▶ _WORK TO DO_
Copy every line in which the string "اختتام" occurs.

== INFORMATION PROVIDED

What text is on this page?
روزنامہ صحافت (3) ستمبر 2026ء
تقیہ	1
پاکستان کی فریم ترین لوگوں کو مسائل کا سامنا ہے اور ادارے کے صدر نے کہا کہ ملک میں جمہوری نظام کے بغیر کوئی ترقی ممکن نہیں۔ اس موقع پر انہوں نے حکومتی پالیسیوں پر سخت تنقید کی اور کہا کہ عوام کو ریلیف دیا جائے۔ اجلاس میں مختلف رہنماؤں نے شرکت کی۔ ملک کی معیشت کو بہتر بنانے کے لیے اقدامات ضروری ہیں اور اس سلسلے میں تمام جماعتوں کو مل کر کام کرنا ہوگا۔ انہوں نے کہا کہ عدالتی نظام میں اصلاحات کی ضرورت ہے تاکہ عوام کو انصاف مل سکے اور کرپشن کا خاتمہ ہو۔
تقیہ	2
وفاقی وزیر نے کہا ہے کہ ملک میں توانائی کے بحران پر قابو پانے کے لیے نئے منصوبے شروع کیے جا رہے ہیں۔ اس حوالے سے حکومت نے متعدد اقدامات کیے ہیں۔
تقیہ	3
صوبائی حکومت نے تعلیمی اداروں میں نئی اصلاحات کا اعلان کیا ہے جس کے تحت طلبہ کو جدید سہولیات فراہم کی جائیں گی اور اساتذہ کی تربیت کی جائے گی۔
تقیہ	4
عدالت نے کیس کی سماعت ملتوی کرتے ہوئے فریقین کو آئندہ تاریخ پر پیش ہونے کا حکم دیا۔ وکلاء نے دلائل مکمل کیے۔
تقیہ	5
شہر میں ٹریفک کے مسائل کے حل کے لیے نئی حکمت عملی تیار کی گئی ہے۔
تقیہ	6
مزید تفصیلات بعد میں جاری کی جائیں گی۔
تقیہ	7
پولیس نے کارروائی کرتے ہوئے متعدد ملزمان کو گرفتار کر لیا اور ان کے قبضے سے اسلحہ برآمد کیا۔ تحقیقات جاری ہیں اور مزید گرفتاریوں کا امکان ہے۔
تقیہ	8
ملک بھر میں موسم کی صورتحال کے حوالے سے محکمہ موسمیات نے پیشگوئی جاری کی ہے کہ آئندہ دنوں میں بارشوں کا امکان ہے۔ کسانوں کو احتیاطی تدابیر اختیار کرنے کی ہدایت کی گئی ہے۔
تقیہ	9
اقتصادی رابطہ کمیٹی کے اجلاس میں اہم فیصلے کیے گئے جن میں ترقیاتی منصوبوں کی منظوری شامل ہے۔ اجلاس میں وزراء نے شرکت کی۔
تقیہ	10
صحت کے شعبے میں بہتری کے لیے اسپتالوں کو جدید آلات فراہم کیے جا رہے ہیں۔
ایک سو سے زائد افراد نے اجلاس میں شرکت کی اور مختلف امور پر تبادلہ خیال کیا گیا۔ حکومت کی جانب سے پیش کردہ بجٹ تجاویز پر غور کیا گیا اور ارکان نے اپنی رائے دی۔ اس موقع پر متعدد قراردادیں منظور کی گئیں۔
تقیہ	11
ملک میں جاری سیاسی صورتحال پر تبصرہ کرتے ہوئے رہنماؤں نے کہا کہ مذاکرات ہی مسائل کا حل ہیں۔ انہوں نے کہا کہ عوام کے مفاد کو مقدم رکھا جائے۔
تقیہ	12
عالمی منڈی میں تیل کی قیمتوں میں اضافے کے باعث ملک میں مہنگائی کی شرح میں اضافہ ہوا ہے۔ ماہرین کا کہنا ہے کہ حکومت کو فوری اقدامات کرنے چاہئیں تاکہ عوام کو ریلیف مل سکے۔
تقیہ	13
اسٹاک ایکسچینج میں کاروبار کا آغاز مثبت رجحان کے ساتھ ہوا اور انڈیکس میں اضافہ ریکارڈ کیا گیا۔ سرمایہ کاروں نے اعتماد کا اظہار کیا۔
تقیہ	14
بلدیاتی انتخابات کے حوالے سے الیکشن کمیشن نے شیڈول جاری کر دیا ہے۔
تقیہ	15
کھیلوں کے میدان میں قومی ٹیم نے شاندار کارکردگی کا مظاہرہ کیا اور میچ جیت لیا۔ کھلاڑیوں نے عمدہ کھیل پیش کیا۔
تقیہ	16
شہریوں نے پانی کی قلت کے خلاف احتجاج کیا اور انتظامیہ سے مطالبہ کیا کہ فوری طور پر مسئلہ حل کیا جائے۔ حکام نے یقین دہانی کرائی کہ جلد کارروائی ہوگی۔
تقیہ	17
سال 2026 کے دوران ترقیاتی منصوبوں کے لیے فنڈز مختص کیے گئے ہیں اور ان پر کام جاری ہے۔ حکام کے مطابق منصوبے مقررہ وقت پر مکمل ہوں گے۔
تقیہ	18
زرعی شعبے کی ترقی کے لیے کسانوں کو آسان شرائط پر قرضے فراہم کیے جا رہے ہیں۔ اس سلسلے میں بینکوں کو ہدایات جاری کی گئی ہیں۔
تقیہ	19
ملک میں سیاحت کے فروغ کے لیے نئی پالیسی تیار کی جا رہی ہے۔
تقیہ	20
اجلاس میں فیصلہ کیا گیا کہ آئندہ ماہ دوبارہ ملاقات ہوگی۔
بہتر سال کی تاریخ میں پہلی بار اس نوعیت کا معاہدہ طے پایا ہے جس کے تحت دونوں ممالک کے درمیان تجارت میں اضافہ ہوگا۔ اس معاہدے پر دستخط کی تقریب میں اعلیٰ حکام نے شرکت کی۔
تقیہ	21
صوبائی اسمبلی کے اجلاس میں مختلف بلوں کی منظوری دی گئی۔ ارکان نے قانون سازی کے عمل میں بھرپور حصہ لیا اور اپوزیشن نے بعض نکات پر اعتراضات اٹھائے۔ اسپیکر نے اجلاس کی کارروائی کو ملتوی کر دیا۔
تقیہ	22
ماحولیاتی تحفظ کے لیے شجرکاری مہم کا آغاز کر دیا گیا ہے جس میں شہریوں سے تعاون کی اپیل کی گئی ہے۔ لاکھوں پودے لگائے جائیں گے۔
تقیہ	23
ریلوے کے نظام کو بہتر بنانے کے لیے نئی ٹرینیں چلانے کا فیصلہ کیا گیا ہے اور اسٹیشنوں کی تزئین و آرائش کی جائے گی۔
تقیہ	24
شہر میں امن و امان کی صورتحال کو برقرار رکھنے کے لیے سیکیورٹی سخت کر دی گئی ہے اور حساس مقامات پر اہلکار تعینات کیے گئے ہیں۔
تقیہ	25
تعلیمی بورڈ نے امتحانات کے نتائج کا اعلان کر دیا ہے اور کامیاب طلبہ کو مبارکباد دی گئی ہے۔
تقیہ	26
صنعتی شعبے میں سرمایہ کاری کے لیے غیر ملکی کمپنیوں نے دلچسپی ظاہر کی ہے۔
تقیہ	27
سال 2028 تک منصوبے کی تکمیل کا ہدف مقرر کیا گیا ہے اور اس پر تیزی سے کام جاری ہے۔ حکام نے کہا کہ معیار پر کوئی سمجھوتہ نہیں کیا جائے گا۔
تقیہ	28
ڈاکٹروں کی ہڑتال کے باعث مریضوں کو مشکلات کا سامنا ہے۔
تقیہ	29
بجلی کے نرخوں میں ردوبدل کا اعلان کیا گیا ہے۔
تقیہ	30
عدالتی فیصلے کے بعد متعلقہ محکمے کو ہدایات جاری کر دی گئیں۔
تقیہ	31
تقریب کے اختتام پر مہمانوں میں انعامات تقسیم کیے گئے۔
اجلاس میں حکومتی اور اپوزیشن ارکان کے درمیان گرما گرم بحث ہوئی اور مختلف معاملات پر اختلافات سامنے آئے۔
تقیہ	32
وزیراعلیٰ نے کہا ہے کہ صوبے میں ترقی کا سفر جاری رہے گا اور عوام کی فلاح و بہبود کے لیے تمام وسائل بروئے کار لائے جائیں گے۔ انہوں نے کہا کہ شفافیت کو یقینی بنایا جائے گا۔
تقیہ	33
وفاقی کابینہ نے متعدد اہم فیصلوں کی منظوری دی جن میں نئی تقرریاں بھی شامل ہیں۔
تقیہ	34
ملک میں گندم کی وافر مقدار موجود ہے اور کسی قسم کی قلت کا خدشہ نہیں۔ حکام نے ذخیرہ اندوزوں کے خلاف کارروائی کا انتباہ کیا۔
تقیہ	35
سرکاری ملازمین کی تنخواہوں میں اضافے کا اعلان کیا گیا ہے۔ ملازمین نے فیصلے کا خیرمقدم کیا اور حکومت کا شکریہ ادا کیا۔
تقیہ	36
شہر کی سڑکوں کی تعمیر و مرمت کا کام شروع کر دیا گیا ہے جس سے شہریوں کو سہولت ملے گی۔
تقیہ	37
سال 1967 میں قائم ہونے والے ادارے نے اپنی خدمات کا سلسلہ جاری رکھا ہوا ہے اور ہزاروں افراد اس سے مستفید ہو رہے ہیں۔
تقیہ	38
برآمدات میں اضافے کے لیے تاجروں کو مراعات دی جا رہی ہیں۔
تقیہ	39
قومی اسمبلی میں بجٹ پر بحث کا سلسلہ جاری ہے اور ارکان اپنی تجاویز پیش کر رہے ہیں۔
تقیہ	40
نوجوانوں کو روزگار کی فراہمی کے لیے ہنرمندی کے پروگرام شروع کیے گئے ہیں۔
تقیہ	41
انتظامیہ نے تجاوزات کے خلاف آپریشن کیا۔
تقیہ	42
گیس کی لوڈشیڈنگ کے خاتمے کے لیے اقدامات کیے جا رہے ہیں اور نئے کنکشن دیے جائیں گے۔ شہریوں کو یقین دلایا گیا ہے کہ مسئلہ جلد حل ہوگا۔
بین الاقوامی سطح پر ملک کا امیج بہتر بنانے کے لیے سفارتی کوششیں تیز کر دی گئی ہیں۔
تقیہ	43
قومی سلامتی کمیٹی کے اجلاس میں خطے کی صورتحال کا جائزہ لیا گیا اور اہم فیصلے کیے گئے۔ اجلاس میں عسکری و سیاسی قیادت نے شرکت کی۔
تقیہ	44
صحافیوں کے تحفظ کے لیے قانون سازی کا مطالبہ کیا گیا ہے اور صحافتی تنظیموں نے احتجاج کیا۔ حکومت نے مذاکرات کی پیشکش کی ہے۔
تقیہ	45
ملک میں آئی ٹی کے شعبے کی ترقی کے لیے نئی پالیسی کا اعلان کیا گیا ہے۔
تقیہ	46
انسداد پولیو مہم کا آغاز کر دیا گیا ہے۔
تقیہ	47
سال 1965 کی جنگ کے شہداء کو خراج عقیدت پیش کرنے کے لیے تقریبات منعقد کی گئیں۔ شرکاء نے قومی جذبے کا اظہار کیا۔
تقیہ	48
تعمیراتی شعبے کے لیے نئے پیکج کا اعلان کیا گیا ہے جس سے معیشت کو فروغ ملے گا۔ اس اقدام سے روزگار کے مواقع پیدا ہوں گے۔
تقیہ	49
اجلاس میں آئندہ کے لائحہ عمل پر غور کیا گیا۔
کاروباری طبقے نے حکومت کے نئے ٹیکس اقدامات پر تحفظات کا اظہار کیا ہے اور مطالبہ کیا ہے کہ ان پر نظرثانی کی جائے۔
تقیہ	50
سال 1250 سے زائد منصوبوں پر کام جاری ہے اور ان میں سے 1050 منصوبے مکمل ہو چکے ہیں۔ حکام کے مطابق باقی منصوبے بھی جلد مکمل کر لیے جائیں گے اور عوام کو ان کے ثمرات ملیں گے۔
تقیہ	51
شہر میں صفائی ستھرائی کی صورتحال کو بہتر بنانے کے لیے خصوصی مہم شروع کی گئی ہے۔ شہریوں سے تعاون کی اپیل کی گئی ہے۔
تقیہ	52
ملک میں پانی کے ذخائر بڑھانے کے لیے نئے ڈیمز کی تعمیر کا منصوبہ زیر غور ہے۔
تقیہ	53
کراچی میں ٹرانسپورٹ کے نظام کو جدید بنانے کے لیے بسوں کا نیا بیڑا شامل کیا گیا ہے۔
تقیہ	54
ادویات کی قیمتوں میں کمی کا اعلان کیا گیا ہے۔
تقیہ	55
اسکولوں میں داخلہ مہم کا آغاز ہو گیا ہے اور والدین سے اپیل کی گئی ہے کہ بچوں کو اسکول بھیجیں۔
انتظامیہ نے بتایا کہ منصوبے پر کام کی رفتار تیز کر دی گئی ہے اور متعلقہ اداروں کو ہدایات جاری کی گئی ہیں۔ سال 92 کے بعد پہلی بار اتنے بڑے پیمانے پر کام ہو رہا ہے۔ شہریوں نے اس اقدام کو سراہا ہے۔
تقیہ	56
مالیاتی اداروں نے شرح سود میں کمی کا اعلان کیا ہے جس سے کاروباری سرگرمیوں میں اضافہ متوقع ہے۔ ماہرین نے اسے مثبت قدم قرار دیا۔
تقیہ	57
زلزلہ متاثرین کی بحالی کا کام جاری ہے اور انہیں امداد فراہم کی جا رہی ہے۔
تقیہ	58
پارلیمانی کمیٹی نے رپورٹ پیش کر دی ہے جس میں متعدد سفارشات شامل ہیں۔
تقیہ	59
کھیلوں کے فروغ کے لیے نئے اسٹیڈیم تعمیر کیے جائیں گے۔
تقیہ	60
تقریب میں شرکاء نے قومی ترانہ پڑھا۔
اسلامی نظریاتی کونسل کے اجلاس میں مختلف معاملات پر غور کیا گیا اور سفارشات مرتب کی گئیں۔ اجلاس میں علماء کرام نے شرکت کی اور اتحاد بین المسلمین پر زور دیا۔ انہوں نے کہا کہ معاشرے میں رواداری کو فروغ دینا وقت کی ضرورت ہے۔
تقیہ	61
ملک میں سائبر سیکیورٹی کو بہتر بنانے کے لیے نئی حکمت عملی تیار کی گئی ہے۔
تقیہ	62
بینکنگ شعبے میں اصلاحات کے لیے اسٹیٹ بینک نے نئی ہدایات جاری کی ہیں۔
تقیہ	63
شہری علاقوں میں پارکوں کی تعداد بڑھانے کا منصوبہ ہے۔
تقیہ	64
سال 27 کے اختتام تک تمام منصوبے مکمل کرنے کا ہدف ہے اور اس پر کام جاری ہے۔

====

▶ _WRITTEN SOLUTION_
تقریب کے اختتام پر مہمانوں میں انعامات تقسیم کیے گئے۔
سال 27 کے اختتام تک تمام منصوبے مکمل کرنے کا ہدف ہے اور اس پر کام جاری ہے۔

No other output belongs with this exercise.